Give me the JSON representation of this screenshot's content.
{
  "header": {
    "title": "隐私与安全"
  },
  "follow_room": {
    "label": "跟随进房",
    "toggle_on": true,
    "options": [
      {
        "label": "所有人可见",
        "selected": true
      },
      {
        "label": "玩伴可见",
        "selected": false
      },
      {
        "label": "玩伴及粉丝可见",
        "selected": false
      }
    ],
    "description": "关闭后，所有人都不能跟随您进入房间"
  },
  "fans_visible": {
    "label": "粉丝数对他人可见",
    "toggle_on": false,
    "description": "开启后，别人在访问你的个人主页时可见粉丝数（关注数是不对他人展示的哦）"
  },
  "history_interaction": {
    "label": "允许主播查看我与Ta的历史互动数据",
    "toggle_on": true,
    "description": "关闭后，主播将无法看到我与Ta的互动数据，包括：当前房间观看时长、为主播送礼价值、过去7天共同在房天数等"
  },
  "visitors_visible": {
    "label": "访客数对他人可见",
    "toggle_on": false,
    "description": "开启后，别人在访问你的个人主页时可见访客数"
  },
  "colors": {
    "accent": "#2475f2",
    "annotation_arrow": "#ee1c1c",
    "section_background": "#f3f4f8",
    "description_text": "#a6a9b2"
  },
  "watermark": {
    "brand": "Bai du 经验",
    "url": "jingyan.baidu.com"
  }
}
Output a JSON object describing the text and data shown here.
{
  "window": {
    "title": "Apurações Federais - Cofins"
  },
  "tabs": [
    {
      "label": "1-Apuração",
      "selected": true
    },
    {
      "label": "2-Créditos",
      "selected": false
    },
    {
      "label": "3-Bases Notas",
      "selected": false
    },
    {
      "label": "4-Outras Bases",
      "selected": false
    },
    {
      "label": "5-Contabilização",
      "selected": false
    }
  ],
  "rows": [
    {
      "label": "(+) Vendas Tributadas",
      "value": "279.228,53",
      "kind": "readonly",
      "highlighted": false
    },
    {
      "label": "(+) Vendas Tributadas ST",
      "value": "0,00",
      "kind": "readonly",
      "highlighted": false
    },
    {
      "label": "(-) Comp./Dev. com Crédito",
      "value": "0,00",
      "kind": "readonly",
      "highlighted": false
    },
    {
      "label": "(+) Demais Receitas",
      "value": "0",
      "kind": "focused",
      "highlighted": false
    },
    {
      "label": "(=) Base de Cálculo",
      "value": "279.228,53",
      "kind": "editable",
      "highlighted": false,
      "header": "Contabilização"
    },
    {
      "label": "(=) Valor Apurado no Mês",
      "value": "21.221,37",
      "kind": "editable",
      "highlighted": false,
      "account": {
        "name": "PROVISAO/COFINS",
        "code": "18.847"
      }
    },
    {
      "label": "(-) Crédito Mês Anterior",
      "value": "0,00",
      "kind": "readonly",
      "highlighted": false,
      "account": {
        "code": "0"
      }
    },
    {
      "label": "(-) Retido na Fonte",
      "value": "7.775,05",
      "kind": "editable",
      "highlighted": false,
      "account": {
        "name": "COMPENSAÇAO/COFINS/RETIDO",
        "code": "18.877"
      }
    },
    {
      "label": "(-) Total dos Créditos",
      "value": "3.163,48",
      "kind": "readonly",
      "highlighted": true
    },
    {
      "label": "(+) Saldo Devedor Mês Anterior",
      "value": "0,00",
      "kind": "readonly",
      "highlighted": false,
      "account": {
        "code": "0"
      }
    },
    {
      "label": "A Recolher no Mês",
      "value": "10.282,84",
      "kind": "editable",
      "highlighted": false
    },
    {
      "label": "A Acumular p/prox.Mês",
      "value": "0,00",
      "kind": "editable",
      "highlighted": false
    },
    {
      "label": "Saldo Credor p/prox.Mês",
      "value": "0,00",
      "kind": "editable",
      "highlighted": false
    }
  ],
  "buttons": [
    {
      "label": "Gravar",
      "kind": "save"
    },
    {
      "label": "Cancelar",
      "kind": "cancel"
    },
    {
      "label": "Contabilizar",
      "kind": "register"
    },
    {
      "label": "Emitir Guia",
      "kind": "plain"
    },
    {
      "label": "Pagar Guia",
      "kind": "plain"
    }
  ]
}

+ + + +

● DIRECTIONS:
Print out every record again, exactly and in full.

● COMPLETE ANSWER:
Give me the JSON representation of this screenshot's content.
{
  "header": {
    "title": "隐私与安全"
  },
  "follow_room": {
    "label": "跟随进房",
    "toggle_on": true,
    "options": [
      {
        "label": "所有人可见",
        "selected": true
      },
      {
        "label": "玩伴可见",
        "selected": false
      },
      {
        "label": "玩伴及粉丝可见",
        "selected": false
      }
    ],
    "description": "关闭后，所有人都不能跟随您进入房间"
  },
  "fans_visible": {
    "label": "粉丝数对他人可见",
    "toggle_on": false,
    "description": "开启后，别人在访问你的个人主页时可见粉丝数（关注数是不对他人展示的哦）"
  },
  "history_interaction": {
    "label": "允许主播查看我与Ta的历史互动数据",
    "toggle_on": true,
    "description": "关闭后，主播将无法看到我与Ta的互动数据，包括：当前房间观看时长、为主播送礼价值、过去7天共同在房天数等"
  },
  "visitors_visible": {
    "label": "访客数对他人可见",
    "toggle_on": false,
    "description": "开启后，别人在访问你的个人主页时可见访客数"
  },
  "colors": {
    "accent": "#2475f2",
    "annotation_arrow": "#ee1c1c",
    "section_background": "#f3f4f8",
    "description_text": "#a6a9b2"
  },
  "watermark": {
    "brand": "Bai du 经验",
    "url": "jingyan.baidu.com"
  }
}
Output a JSON object describing the text and data shown here.
{
  "window": {
    "title": "Apurações Federais - Cofins"
  },
  "tabs": [
    {
      "label": "1-Apuração",
      "selected": true
    },
    {
      "label": "2-Créditos",
      "selected": false
    },
    {
      "label": "3-Bases Notas",
      "selected": false
    },
    {
      "label": "4-Outras Bases",
      "selected": false
    },
    {
      "label": "5-Contabilização",
      "selected": false
    }
  ],
  "rows": [
    {
      "label": "(+) Vendas Tributadas",
      "value": "279.228,53",
      "kind": "readonly",
      "highlighted": false
    },
    {
      "label": "(+) Vendas Tributadas ST",
      "value": "0,00",
      "kind": "readonly",
      "highlighted": false
    },
    {
      "label": "(-) Comp./Dev. com Crédito",
      "value": "0,00",
      "kind": "readonly",
      "highlighted": false
    },
    {
      "label": "(+) Demais Receitas",
      "value": "0",
      "kind": "focused",
      "highlighted": false
    },
    {
      "label": "(=) Base de Cálculo",
      "value": "279.228,53",
      "kind": "editable",
      "highlighted": false,
      "header": "Contabilização"
    },
    {
      "label": "(=) Valor Apurado no Mês",
      "value": "21.221,37",
      "kind": "editable",
      "highlighted": false,
      "account": {
        "name": "PROVISAO/COFINS",
        "code": "18.847"
      }
    },
    {
      "label": "(-) Crédito Mês Anterior",
      "value": "0,00",
      "kind": "readonly",
      "highlighted": false,
      "account": {
        "code": "0"
      }
    },
    {
      "label": "(-) Retido na Fonte",
      "value": "7.775,05",
      "kind": "editable",
      "highlighted": false,
      "account": {
        "name": "COMPENSAÇAO/COFINS/RETIDO",
        "code": "18.877"
      }
    },
    {
      "label": "(-) Total dos Créditos",
      "value": "3.163,48",
      "kind": "readonly",
      "highlighted": true
    },
    {
      "label": "(+) Saldo Devedor Mês Anterior",
      "value": "0,00",
      "kind": "readonly",
      "highlighted": false,
      "account": {
        "code": "0"
      }
    },
    {
      "label": "A Recolher no Mês",
      "value": "10.282,84",
      "kind": "editable",
      "highlighted": false
    },
    {
      "label": "A Acumular p/prox.Mês",
      "value": "0,00",
      "kind": "editable",
      "highlighted": false
    },
    {
      "label": "Saldo Credor p/prox.Mês",
      "value": "0,00",
      "kind": "editable",
      "highlighted": false
    }
  ],
  "buttons": [
    {
      "label": "Gravar",
      "kind": "save"
    },
    {
      "label": "Cancelar",
      "kind": "cancel"
    },
    {
      "label": "Contabilizar",
      "kind": "register"
    },
    {
      "label": "Emitir Guia",
      "kind": "plain"
    },
    {
      "label": "Pagar Guia",
      "kind": "plain"
    }
  ]
}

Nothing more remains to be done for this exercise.